## [BRIEF]
Your task is to print all of the material verbatim.

## [DATA RECORDS]
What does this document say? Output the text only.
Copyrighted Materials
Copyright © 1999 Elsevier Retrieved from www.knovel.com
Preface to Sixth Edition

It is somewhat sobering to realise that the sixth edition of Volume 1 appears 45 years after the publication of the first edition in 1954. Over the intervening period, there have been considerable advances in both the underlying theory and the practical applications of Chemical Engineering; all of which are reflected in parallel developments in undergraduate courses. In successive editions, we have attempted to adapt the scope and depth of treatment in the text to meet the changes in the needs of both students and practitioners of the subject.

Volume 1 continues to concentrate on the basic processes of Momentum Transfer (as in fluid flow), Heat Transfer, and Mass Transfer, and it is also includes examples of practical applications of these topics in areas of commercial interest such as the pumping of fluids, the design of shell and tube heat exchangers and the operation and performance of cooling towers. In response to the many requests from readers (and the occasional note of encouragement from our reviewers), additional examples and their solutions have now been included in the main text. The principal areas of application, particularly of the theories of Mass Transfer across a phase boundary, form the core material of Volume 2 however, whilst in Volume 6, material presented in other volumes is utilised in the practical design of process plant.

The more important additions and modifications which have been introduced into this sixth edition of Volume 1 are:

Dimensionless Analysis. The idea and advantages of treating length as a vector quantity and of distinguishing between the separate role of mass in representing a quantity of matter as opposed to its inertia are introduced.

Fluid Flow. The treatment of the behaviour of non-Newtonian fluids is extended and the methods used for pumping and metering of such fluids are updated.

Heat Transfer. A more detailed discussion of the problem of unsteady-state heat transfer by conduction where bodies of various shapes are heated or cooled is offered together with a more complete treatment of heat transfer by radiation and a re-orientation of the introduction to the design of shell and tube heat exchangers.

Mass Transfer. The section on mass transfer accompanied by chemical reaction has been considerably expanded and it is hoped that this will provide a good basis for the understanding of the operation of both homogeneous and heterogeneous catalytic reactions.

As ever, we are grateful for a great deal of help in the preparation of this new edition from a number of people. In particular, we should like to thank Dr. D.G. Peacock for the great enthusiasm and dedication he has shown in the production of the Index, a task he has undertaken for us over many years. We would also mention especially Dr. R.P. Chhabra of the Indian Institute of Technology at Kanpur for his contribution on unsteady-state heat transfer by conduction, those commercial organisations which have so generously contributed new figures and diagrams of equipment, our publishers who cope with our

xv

## [TASK RESULT]
What does this document say? Output the text only.
Copyrighted Materials
Copyright © 1999 Elsevier Retrieved from www.knovel.com
Preface to Sixth Edition

It is somewhat sobering to realise that the sixth edition of Volume 1 appears 45 years after the publication of the first edition in 1954. Over the intervening period, there have been considerable advances in both the underlying theory and the practical applications of Chemical Engineering; all of which are reflected in parallel developments in undergraduate courses. In successive editions, we have attempted to adapt the scope and depth of treatment in the text to meet the changes in the needs of both students and practitioners of the subject.

Volume 1 continues to concentrate on the basic processes of Momentum Transfer (as in fluid flow), Heat Transfer, and Mass Transfer, and it is also includes examples of practical applications of these topics in areas of commercial interest such as the pumping of fluids, the design of shell and tube heat exchangers and the operation and performance of cooling towers. In response to the many requests from readers (and the occasional note of encouragement from our reviewers), additional examples and their solutions have now been included in the main text. The principal areas of application, particularly of the theories of Mass Transfer across a phase boundary, form the core material of Volume 2 however, whilst in Volume 6, material presented in other volumes is utilised in the practical design of process plant.

The more important additions and modifications which have been introduced into this sixth edition of Volume 1 are:

Dimensionless Analysis. The idea and advantages of treating length as a vector quantity and of distinguishing between the separate role of mass in representing a quantity of matter as opposed to its inertia are introduced.

Fluid Flow. The treatment of the behaviour of non-Newtonian fluids is extended and the methods used for pumping and metering of such fluids are updated.

Heat Transfer. A more detailed discussion of the problem of unsteady-state heat transfer by conduction where bodies of various shapes are heated or cooled is offered together with a more complete treatment of heat transfer by radiation and a re-orientation of the introduction to the design of shell and tube heat exchangers.

Mass Transfer. The section on mass transfer accompanied by chemical reaction has been considerably expanded and it is hoped that this will provide a good basis for the understanding of the operation of both homogeneous and heterogeneous catalytic reactions.

As ever, we are grateful for a great deal of help in the preparation of this new edition from a number of people. In particular, we should like to thank Dr. D.G. Peacock for the great enthusiasm and dedication he has shown in the production of the Index, a task he has undertaken for us over many years. We would also mention especially Dr. R.P. Chhabra of the Indian Institute of Technology at Kanpur for his contribution on unsteady-state heat transfer by conduction, those commercial organisations which have so generously contributed new figures and diagrams of equipment, our publishers who cope with our

xv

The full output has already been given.